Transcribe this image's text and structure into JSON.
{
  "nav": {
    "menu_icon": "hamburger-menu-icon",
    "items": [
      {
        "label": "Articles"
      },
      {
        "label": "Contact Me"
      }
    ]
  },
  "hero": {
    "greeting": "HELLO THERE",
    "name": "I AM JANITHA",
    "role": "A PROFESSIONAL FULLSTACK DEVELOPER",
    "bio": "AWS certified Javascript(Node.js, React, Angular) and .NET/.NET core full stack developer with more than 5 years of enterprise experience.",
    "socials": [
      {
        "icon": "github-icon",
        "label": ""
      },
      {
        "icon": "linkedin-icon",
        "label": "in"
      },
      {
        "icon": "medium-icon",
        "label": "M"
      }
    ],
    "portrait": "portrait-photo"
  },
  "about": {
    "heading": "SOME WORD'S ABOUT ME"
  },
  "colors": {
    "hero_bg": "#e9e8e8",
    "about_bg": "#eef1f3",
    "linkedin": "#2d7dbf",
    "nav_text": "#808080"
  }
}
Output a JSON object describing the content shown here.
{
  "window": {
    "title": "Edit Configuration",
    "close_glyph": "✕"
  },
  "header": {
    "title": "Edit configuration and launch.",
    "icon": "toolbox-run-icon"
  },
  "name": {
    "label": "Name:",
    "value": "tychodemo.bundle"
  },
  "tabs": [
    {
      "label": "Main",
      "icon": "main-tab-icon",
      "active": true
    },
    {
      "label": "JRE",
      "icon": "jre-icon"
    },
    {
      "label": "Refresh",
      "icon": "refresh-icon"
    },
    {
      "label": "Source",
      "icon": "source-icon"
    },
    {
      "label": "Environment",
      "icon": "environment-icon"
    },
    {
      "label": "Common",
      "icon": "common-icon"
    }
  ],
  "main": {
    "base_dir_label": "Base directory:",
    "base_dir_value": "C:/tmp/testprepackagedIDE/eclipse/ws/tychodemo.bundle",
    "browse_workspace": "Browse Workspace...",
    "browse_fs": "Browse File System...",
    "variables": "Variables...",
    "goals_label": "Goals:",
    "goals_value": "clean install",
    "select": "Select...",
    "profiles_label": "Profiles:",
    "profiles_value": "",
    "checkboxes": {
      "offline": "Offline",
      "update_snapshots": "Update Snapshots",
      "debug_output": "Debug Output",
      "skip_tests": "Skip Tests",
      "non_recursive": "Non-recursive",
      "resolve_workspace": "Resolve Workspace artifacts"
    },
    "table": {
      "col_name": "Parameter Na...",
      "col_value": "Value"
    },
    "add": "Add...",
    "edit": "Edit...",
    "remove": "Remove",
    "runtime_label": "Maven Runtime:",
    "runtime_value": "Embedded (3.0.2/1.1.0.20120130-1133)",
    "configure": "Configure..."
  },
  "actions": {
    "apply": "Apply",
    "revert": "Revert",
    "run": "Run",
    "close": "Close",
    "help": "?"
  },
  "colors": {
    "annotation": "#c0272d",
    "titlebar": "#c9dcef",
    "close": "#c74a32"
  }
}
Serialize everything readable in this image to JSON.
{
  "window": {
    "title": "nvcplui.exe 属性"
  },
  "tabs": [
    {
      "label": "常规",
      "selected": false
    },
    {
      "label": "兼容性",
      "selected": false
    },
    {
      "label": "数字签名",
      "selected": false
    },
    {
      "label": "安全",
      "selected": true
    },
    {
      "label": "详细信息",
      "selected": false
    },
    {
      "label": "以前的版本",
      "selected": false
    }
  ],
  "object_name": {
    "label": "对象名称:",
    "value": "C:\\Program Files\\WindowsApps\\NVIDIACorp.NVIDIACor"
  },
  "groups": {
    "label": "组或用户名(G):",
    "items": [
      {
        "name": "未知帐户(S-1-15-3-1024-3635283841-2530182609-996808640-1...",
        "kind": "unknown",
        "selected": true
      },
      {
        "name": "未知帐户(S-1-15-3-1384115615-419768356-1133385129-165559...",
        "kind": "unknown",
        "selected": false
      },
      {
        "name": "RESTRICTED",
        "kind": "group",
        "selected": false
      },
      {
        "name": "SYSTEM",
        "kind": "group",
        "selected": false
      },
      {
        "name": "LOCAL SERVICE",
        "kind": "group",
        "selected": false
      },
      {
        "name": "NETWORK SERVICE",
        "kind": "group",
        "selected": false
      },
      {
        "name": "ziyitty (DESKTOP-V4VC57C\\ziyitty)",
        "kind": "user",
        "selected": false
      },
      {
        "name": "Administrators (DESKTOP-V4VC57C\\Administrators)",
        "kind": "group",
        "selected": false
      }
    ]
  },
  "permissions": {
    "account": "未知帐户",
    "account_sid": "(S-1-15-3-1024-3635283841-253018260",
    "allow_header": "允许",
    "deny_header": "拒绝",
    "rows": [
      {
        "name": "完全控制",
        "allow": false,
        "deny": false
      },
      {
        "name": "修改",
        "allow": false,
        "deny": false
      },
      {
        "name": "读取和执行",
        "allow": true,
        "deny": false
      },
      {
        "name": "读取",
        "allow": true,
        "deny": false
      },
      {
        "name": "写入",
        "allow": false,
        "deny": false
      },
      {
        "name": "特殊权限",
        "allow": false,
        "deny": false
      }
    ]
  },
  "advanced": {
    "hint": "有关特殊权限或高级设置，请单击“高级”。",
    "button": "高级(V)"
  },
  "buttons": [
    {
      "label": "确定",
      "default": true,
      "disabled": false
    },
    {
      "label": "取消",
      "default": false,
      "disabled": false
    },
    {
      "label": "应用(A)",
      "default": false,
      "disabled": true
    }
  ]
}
_____
The exercise: Say how many lines of the data include the string "SERVICE". Nothing other than the number should be given.

Result: 2